• Objective
Go through the material below and count the lines with the string "image"; the number is the whole answer.

* * * *

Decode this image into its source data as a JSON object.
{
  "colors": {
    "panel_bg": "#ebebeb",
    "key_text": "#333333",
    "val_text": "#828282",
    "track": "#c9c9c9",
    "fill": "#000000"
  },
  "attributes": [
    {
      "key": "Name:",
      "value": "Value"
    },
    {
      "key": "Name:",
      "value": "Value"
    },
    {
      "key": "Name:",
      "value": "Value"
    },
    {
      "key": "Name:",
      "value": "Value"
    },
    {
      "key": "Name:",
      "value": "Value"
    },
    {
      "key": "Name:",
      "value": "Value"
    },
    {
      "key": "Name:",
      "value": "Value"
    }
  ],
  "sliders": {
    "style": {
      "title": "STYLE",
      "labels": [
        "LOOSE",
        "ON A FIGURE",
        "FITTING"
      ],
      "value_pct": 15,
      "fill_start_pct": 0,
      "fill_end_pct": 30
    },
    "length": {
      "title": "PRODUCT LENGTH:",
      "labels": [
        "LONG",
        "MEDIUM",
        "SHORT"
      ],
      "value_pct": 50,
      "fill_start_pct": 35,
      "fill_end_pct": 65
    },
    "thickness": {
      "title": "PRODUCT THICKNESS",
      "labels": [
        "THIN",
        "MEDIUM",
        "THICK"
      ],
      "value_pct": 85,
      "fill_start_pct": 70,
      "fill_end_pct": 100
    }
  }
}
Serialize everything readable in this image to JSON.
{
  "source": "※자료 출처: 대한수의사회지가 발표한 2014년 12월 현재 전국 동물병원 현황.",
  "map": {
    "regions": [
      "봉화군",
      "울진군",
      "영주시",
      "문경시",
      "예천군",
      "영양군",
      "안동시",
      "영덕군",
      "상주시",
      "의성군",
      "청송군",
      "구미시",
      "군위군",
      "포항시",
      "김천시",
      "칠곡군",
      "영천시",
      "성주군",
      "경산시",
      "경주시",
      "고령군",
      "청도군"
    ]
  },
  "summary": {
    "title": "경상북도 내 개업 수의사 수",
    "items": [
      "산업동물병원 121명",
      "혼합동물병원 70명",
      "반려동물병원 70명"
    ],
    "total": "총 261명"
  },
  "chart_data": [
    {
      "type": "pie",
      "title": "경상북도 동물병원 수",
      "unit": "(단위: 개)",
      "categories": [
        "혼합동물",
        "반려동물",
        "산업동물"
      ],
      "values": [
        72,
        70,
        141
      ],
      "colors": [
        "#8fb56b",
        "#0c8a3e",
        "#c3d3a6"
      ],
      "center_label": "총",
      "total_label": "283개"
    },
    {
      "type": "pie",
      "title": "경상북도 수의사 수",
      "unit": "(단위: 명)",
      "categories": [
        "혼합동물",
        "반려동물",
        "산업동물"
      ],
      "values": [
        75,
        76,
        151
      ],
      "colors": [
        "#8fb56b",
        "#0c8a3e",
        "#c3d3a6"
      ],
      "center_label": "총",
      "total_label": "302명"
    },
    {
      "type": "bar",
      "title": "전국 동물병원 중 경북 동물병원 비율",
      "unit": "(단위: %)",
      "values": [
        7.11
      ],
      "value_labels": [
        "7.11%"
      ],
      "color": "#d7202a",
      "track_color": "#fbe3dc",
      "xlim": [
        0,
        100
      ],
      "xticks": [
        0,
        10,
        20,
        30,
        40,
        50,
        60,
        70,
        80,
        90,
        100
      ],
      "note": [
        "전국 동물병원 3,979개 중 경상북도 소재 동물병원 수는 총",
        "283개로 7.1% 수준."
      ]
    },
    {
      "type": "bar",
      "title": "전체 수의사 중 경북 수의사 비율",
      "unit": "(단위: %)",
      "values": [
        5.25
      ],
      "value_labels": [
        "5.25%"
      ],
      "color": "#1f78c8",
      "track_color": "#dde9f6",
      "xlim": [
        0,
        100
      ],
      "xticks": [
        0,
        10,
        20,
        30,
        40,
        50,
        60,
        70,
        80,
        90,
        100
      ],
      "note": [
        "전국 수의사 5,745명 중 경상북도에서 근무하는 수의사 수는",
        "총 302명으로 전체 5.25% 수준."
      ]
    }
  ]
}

* * * *

• Exercise output
2